[Figure contents as structured data]
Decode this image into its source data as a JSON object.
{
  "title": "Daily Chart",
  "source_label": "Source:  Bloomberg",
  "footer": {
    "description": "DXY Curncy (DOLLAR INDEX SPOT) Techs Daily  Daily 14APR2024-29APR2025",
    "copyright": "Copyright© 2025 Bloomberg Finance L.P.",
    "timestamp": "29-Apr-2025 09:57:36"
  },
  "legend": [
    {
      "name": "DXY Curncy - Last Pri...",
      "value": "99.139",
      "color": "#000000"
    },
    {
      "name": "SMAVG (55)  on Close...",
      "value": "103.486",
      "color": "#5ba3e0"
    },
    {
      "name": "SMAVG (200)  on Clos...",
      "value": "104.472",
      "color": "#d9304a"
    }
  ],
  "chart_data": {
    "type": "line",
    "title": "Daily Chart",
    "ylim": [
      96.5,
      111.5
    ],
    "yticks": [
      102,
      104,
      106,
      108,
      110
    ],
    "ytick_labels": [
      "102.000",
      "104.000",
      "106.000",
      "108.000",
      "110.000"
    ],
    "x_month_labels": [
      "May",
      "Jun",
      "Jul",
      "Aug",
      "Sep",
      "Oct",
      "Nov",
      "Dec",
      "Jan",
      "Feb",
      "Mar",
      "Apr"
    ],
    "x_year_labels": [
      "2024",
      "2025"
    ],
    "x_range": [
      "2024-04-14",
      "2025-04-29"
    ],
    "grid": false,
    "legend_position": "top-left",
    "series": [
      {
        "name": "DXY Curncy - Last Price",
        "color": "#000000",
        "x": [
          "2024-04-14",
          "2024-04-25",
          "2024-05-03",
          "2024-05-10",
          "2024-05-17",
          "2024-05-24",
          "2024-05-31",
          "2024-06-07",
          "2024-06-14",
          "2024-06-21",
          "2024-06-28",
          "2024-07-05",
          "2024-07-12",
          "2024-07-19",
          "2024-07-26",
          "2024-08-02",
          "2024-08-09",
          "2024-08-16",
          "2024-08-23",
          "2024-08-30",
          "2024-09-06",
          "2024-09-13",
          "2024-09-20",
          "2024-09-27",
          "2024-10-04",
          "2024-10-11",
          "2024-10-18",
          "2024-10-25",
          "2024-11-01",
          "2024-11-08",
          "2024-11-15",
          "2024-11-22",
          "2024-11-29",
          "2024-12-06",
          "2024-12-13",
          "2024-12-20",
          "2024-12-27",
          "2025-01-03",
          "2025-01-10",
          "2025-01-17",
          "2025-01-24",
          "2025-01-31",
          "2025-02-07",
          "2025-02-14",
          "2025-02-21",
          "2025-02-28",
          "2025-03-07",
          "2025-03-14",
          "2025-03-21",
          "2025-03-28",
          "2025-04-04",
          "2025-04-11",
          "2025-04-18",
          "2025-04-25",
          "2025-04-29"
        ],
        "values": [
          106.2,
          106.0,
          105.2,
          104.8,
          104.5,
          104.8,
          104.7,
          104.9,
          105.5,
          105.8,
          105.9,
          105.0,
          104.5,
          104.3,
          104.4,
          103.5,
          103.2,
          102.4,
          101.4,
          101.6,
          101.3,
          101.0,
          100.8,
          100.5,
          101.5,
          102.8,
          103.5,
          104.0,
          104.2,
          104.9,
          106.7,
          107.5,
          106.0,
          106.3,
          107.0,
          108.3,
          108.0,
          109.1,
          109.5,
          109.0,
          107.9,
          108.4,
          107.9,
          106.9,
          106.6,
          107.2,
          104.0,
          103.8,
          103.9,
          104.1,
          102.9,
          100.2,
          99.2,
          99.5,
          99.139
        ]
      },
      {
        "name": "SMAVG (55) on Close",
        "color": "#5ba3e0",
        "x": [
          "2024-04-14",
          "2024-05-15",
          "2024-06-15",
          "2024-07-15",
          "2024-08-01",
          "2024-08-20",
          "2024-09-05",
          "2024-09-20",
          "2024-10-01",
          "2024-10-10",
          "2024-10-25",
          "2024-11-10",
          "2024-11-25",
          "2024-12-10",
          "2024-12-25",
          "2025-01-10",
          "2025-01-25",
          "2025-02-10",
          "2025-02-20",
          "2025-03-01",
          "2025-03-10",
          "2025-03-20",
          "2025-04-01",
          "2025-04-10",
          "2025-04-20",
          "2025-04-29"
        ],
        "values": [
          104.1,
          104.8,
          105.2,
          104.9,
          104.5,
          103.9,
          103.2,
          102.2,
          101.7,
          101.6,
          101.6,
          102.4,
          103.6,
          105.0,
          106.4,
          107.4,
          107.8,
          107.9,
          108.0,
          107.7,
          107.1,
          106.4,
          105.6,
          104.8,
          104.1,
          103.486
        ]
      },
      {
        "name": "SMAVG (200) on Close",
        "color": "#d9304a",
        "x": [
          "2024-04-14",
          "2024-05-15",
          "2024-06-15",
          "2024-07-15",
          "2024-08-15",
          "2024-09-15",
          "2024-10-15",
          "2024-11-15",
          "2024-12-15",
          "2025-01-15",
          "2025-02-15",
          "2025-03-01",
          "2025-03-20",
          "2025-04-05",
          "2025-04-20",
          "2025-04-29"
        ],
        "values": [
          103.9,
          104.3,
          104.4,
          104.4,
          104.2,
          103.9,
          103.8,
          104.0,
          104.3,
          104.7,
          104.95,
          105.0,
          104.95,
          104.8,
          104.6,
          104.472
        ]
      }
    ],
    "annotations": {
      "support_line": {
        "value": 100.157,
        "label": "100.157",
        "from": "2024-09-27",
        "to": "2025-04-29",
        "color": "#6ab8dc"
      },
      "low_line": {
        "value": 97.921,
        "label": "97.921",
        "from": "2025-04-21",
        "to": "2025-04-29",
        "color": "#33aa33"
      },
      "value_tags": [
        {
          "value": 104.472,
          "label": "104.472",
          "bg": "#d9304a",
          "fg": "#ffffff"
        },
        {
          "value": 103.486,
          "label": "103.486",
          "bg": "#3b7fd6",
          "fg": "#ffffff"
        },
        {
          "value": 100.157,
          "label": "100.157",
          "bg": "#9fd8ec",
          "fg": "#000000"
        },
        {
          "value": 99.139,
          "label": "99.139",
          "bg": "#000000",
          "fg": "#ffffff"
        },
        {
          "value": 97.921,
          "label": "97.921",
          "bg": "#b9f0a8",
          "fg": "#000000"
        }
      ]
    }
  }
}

AIM OF THE EXERCISE: From the listing above, pick out each line where the word "color" appears.

SOLUTION TO THIS EXERCISE:
      "color": "#000000"
      "color": "#5ba3e0"
      "color": "#d9304a"
        "color": "#000000",
        "color": "#5ba3e0",
        "color": "#d9304a",
        "color": "#6ab8dc"
        "color": "#33aa33"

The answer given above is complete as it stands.